## begin Material for this exercise
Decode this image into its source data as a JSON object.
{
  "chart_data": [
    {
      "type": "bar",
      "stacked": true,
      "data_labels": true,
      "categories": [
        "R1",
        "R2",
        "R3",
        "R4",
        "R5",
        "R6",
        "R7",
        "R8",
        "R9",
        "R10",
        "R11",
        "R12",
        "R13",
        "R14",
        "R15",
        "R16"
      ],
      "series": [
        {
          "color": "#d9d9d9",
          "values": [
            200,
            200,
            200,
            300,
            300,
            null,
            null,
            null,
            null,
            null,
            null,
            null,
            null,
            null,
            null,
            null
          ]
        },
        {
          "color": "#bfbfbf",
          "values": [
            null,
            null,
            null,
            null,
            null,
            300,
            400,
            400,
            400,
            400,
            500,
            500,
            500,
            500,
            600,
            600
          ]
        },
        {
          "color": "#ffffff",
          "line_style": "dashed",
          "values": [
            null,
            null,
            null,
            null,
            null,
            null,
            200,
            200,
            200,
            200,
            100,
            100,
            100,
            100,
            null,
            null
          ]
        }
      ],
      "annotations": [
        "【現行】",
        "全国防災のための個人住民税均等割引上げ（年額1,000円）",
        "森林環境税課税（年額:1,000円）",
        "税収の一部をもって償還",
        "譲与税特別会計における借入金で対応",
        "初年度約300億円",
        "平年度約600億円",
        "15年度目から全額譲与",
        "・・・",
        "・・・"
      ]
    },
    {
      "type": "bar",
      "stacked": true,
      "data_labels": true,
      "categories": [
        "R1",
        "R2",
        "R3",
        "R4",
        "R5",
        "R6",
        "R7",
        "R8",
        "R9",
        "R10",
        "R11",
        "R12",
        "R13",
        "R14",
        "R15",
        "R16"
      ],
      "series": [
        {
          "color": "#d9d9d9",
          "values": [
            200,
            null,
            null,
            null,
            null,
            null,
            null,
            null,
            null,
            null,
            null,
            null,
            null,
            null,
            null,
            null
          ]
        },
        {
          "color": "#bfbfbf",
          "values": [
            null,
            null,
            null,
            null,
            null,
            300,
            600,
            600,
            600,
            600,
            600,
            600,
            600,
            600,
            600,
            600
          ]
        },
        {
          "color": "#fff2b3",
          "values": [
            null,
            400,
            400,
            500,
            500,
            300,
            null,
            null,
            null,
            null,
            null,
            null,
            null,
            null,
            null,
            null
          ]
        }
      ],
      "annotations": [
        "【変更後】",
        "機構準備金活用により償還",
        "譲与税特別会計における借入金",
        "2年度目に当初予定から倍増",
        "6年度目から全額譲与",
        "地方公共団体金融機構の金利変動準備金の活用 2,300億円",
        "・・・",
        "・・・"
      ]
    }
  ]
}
## end Material for this exercise
Repeat every entry word for word.

Decode this image into its source data as a JSON object.
{
  "chart_data": [
    {
      "type": "bar",
      "stacked": true,
      "data_labels": true,
      "categories": [
        "R1",
        "R2",
        "R3",
        "R4",
        "R5",
        "R6",
        "R7",
        "R8",
        "R9",
        "R10",
        "R11",
        "R12",
        "R13",
        "R14",
        "R15",
        "R16"
      ],
      "series": [
        {
          "color": "#d9d9d9",
          "values": [
            200,
            200,
            200,
            300,
            300,
            null,
            null,
            null,
            null,
            null,
            null,
            null,
            null,
            null,
            null,
            null
          ]
        },
        {
          "color": "#bfbfbf",
          "values": [
            null,
            null,
            null,
            null,
            null,
            300,
            400,
            400,
            400,
            400,
            500,
            500,
            500,
            500,
            600,
            600
          ]
        },
        {
          "color": "#ffffff",
          "line_style": "dashed",
          "values": [
            null,
            null,
            null,
            null,
            null,
            null,
            200,
            200,
            200,
            200,
            100,
            100,
            100,
            100,
            null,
            null
          ]
        }
      ],
      "annotations": [
        "【現行】",
        "全国防災のための個人住民税均等割引上げ（年額1,000円）",
        "森林環境税課税（年額:1,000円）",
        "税収の一部をもって償還",
        "譲与税特別会計における借入金で対応",
        "初年度約300億円",
        "平年度約600億円",
        "15年度目から全額譲与",
        "・・・",
        "・・・"
      ]
    },
    {
      "type": "bar",
      "stacked": true,
      "data_labels": true,
      "categories": [
        "R1",
        "R2",
        "R3",
        "R4",
        "R5",
        "R6",
        "R7",
        "R8",
        "R9",
        "R10",
        "R11",
        "R12",
        "R13",
        "R14",
        "R15",
        "R16"
      ],
      "series": [
        {
          "color": "#d9d9d9",
          "values": [
            200,
            null,
            null,
            null,
            null,
            null,
            null,
            null,
            null,
            null,
            null,
            null,
            null,
            null,
            null,
            null
          ]
        },
        {
          "color": "#bfbfbf",
          "values": [
            null,
            null,
            null,
            null,
            null,
            300,
            600,
            600,
            600,
            600,
            600,
            600,
            600,
            600,
            600,
            600
          ]
        },
        {
          "color": "#fff2b3",
          "values": [
            null,
            400,
            400,
            500,
            500,
            300,
            null,
            null,
            null,
            null,
            null,
            null,
            null,
            null,
            null,
            null
          ]
        }
      ],
      "annotations": [
        "【変更後】",
        "機構準備金活用により償還",
        "譲与税特別会計における借入金",
        "2年度目に当初予定から倍増",
        "6年度目から全額譲与",
        "地方公共団体金融機構の金利変動準備金の活用 2,300億円",
        "・・・",
        "・・・"
      ]
    }
  ]
}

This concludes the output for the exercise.